• What you are asked to do:
Extract and list every line that contains the word "produced".
# Records to process start
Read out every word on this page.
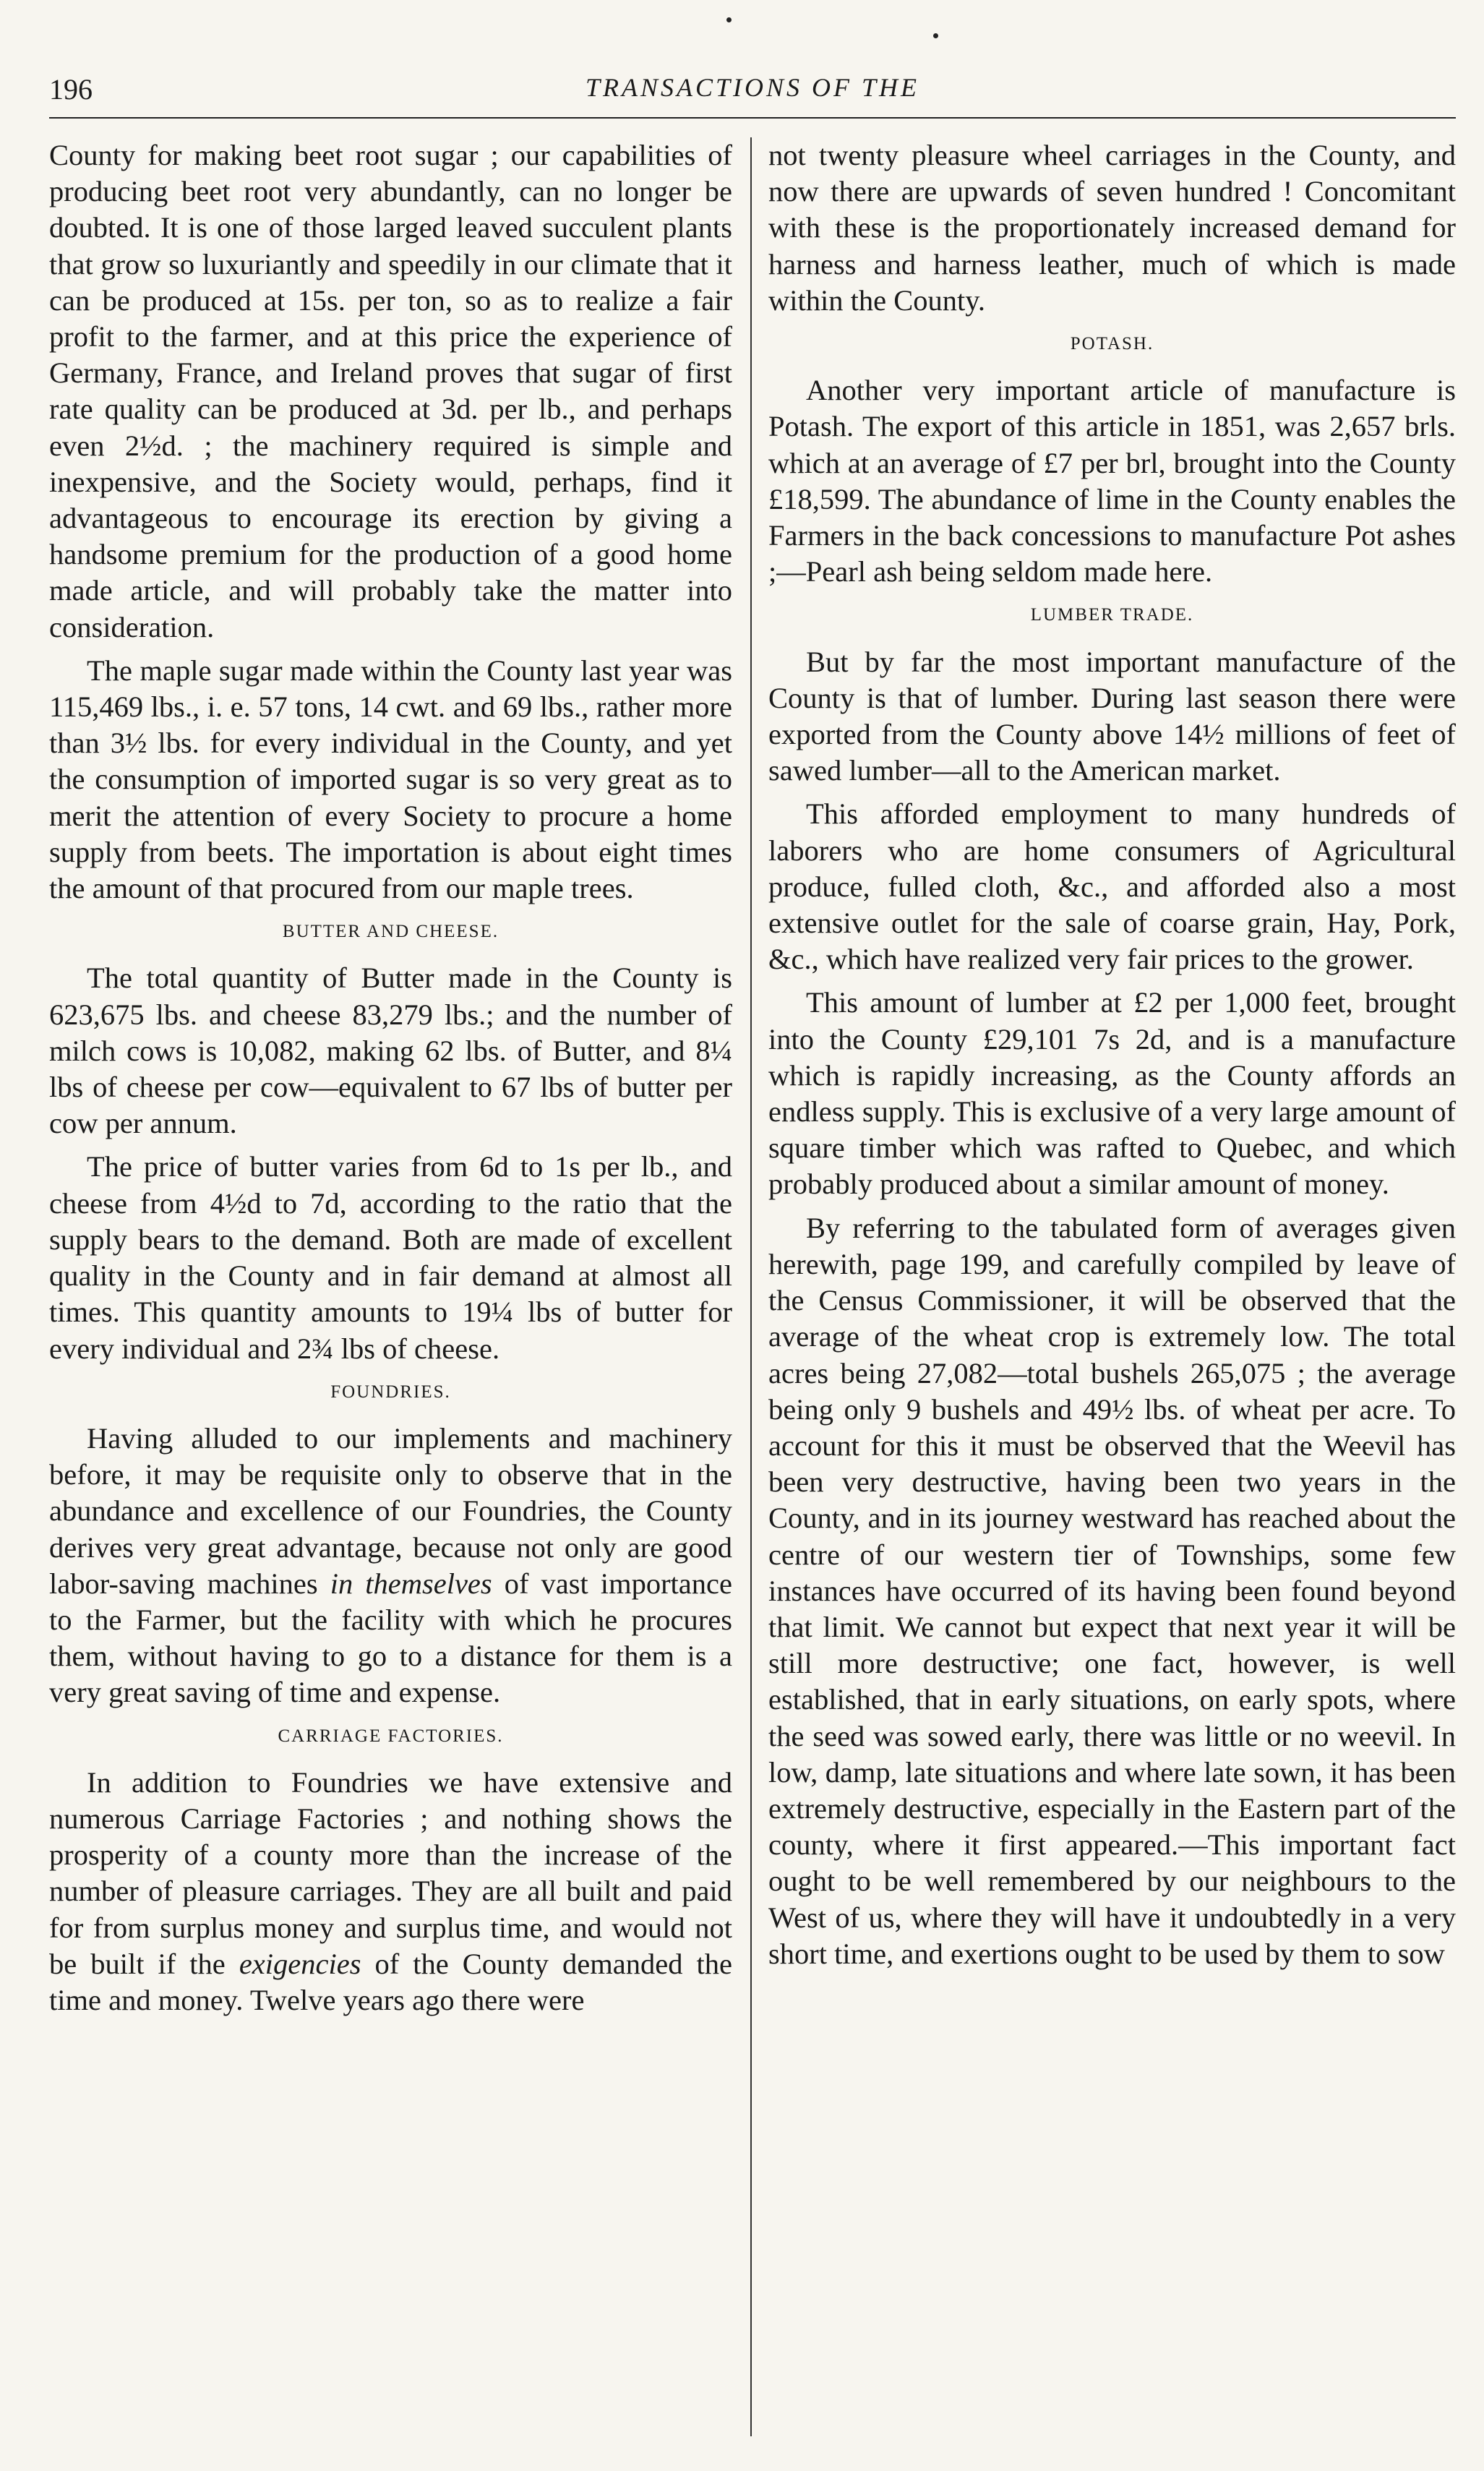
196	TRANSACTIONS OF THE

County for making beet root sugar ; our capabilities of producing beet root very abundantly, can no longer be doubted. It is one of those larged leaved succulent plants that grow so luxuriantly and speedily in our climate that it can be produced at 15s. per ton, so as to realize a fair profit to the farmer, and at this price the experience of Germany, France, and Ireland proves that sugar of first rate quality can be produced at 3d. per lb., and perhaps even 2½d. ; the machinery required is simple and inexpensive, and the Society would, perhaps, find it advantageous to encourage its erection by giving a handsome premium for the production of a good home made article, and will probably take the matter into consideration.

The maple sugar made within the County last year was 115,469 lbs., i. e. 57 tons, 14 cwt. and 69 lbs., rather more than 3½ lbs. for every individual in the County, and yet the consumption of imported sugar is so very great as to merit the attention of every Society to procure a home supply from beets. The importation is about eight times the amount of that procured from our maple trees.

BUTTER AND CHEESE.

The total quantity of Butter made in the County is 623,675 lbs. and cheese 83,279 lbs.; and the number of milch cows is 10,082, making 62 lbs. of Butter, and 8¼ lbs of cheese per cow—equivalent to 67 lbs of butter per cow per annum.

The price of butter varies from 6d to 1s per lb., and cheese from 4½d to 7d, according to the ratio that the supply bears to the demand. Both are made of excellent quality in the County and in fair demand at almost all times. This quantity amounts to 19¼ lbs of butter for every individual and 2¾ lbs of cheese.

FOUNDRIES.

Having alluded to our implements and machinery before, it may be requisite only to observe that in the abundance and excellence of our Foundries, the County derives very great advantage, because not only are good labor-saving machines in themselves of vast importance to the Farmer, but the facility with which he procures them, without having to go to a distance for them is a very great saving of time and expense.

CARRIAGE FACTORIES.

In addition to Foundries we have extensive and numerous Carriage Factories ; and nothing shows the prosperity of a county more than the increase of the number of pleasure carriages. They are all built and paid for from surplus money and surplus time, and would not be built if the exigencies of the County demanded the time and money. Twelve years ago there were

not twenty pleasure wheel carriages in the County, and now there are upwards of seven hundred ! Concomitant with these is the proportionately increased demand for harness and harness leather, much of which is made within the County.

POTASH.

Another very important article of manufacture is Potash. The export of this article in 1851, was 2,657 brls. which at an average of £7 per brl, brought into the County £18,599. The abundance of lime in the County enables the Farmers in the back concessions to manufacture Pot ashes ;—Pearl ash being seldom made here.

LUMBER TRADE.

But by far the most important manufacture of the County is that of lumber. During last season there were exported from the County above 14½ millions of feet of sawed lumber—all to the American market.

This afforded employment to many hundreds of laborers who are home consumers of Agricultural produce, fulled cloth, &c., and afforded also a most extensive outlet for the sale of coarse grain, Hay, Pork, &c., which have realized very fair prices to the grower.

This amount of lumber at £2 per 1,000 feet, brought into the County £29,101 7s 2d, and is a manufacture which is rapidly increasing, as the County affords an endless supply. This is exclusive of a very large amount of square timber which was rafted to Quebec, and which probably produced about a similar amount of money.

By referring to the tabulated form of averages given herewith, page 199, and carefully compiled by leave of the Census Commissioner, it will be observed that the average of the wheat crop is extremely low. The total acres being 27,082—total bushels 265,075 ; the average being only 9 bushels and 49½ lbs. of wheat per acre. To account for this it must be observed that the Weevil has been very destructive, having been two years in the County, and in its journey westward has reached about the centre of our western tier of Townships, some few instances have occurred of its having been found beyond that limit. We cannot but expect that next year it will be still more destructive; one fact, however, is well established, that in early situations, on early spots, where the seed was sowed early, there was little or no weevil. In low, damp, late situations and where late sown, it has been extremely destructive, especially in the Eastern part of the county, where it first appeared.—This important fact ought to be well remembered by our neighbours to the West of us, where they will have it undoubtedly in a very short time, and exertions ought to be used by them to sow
# Records to process end
# Records to process start
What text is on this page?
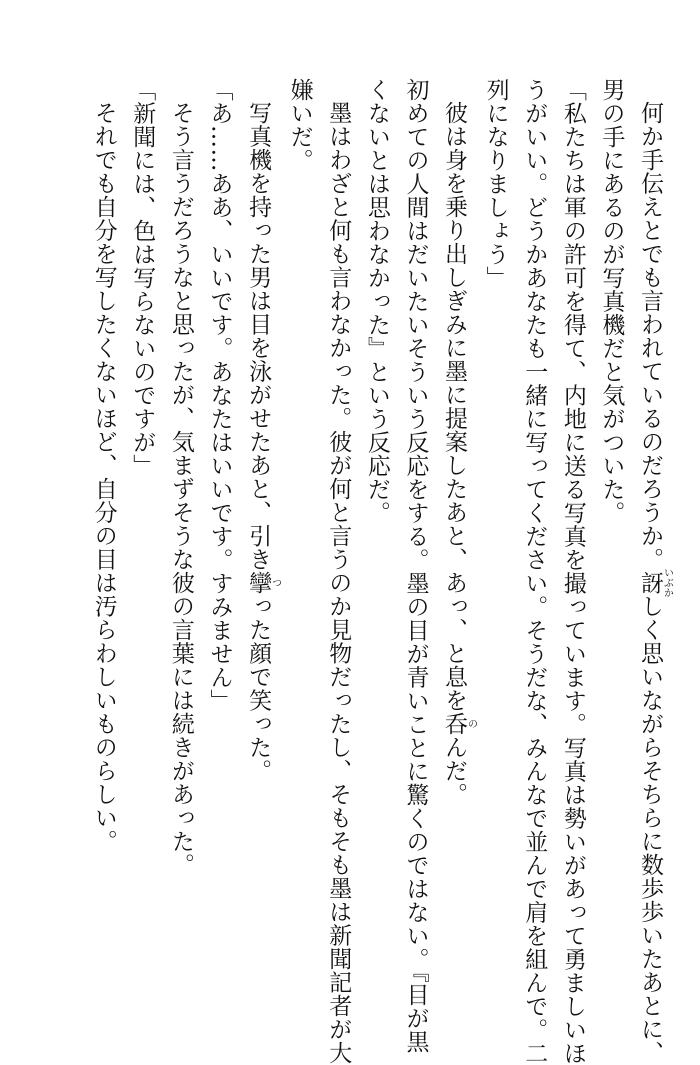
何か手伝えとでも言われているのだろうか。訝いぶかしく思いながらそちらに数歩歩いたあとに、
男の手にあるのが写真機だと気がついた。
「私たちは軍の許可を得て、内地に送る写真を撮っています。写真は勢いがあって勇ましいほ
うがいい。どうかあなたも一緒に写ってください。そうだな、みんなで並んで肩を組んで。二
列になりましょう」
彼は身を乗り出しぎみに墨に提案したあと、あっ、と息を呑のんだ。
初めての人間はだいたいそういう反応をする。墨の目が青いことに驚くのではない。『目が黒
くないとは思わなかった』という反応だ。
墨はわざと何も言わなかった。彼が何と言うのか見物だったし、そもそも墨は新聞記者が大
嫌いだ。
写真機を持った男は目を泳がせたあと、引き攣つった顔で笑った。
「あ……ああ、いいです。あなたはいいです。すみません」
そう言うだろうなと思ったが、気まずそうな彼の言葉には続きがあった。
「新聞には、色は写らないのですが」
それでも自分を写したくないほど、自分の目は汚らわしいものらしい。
# Records to process end
# Records to process start
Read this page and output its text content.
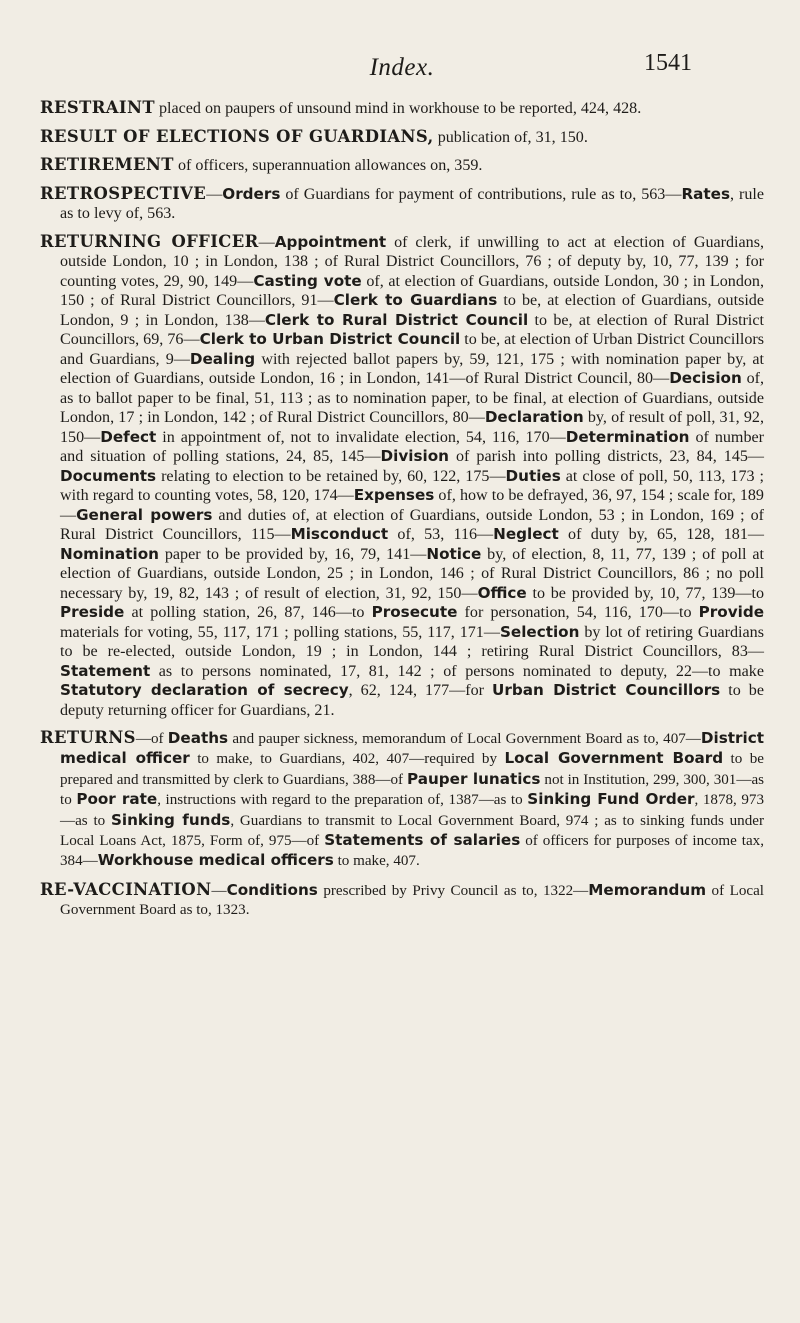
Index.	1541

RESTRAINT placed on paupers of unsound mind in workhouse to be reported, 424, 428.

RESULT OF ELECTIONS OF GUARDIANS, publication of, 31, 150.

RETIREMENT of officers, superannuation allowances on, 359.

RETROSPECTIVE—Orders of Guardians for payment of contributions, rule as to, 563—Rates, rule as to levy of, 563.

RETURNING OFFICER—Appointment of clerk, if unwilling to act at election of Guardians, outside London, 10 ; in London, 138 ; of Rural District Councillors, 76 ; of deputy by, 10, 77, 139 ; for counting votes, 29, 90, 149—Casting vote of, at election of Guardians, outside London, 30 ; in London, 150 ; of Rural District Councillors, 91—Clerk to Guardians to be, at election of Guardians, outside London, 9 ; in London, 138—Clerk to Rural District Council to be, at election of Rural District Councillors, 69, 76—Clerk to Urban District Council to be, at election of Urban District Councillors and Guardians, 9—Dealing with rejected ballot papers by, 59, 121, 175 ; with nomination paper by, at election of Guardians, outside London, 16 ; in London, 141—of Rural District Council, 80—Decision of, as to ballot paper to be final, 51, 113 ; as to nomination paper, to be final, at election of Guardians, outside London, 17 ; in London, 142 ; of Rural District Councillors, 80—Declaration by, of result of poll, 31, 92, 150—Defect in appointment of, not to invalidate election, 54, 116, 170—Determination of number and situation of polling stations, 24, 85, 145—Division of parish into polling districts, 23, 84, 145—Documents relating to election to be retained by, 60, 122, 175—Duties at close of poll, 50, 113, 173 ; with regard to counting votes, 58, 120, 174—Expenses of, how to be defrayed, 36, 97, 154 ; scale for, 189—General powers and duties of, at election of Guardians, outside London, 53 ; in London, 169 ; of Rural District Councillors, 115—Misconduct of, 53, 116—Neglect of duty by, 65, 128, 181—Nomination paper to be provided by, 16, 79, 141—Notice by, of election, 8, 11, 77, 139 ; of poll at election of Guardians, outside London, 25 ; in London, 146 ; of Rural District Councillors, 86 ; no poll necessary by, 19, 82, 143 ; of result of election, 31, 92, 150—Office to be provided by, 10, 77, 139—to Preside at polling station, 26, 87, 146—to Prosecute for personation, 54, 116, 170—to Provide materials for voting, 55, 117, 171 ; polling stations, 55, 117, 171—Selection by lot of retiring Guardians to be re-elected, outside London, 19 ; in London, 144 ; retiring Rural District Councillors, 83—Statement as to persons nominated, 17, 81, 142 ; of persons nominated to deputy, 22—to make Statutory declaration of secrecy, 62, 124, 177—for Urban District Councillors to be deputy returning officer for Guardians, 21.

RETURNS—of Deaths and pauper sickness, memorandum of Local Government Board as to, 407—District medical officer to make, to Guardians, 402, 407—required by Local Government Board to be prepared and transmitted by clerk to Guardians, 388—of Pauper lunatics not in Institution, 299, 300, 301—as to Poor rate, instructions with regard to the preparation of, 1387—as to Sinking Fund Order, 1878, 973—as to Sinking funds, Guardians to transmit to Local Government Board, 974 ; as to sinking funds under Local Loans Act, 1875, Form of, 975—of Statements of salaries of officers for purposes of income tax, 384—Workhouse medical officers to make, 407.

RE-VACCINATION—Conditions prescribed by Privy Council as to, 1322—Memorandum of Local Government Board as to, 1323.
# Records to process end
• Exercise solution:
County for making beet root sugar ; our capabilities of producing beet root very abundantly, can no longer be doubted. It is one of those larged leaved succulent plants that grow so luxuriantly and speedily in our climate that it can be produced at 15s. per ton, so as to realize a fair profit to the farmer, and at this price the experience of Germany, France, and Ireland proves that sugar of first rate quality can be produced at 3d. per lb., and perhaps even 2½d. ; the machinery required is simple and inexpensive, and the Society would, perhaps, find it advantageous to encourage its erection by giving a handsome premium for the production of a good home made article, and will probably take the matter into consideration.
This amount of lumber at £2 per 1,000 feet, brought into the County £29,101 7s 2d, and is a manufacture which is rapidly increasing, as the County affords an endless supply. This is exclusive of a very large amount of square timber which was rafted to Quebec, and which probably produced about a similar amount of money.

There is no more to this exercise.